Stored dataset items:
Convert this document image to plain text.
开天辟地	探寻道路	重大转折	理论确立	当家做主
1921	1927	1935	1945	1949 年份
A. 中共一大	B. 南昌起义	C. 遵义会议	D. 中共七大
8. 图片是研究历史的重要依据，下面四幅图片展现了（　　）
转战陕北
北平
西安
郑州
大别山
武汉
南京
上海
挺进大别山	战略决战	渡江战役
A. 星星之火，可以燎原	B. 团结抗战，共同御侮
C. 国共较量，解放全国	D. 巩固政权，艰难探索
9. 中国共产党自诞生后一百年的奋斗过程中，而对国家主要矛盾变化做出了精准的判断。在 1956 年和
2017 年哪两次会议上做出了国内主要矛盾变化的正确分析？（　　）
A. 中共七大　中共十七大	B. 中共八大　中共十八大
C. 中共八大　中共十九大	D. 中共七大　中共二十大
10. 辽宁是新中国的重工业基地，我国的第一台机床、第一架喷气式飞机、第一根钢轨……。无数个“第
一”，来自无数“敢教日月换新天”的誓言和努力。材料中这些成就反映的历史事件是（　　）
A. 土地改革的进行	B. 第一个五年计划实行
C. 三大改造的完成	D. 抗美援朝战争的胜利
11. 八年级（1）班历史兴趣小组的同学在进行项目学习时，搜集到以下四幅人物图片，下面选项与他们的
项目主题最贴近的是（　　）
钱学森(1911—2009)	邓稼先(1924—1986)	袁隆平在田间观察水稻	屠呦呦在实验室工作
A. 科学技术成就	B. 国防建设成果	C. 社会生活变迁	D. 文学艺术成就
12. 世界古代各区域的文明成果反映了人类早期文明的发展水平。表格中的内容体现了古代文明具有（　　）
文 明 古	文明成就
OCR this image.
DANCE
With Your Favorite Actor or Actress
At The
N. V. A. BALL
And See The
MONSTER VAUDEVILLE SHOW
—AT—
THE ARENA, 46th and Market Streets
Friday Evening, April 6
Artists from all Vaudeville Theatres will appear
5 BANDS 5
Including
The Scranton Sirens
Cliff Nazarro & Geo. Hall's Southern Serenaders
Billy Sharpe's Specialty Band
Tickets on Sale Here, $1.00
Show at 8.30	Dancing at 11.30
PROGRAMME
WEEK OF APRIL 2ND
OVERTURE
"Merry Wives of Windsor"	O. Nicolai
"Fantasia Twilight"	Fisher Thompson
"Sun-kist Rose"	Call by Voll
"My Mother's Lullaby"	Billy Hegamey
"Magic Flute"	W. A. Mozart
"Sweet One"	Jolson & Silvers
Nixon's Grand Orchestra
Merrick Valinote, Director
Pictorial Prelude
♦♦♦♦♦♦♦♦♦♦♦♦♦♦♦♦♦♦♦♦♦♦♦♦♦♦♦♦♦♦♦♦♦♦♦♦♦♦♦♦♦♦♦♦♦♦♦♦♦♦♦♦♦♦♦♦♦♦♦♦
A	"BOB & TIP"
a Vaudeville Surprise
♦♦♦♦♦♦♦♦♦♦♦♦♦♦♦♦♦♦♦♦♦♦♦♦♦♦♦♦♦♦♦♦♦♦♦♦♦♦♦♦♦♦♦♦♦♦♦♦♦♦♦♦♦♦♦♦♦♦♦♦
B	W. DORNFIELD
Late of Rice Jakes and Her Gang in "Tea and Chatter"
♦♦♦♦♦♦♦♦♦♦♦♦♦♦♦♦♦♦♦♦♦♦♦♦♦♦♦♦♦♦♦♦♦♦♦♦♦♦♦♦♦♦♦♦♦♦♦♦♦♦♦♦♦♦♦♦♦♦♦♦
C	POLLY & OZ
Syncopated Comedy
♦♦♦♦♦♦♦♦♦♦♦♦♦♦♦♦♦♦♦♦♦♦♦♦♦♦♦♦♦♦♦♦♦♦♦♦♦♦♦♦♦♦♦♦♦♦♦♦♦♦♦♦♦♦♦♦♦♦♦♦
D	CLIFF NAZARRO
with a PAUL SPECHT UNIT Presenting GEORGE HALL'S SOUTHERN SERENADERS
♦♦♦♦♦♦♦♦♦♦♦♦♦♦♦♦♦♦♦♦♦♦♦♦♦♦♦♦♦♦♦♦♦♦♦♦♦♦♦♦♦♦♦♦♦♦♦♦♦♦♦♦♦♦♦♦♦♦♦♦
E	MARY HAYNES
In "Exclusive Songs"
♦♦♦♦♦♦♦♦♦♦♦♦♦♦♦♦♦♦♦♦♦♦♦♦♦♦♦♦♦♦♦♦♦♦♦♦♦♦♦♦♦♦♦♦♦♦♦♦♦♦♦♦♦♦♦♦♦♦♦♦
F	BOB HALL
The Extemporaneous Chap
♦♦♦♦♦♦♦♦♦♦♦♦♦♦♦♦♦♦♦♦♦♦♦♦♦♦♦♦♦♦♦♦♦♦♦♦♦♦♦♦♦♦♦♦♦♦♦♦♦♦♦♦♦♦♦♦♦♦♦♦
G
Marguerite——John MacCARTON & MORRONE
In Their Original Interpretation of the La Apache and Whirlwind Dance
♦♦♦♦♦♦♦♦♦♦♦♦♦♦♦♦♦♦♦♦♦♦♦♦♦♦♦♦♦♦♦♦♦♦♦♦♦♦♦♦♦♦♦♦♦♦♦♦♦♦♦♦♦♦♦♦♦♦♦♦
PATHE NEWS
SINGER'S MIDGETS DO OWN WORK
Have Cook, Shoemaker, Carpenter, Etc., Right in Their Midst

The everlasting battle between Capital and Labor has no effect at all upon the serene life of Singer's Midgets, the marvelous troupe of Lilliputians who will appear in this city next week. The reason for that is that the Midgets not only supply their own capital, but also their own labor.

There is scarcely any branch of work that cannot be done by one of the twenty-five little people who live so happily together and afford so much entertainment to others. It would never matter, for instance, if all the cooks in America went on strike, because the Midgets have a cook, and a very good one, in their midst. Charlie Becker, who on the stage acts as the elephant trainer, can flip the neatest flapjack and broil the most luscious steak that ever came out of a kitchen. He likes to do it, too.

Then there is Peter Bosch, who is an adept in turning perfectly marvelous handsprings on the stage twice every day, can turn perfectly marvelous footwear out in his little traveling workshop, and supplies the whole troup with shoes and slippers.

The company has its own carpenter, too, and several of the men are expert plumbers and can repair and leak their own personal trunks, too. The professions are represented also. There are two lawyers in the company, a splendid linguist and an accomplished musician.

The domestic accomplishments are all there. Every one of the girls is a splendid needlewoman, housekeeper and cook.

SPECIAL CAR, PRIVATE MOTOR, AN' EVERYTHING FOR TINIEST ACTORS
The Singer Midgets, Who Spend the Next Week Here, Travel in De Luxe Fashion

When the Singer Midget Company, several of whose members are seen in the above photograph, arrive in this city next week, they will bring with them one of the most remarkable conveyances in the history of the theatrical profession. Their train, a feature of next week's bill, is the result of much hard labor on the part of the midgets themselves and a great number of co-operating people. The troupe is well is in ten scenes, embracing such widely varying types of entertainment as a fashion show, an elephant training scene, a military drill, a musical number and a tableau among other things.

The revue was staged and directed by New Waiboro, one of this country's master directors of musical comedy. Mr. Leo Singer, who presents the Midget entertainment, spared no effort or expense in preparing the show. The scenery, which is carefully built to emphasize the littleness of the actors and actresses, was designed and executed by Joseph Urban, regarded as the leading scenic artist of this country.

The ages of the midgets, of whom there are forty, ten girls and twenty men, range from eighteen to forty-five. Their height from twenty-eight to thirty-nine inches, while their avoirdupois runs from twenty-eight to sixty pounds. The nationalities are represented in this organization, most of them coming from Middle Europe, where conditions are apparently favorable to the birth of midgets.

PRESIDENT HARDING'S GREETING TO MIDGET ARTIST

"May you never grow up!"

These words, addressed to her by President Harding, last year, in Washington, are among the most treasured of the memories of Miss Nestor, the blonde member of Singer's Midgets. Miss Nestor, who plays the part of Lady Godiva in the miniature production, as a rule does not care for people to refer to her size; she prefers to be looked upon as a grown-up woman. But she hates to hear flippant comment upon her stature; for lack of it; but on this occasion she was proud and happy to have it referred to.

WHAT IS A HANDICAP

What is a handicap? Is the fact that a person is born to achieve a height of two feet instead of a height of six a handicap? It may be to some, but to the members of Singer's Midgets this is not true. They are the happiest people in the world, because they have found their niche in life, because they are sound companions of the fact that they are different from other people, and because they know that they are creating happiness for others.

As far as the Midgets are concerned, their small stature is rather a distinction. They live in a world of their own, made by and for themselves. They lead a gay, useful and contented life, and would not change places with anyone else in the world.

Exercise objective: How many of the lines above contain the string "also"? Give the number only.

Result: 2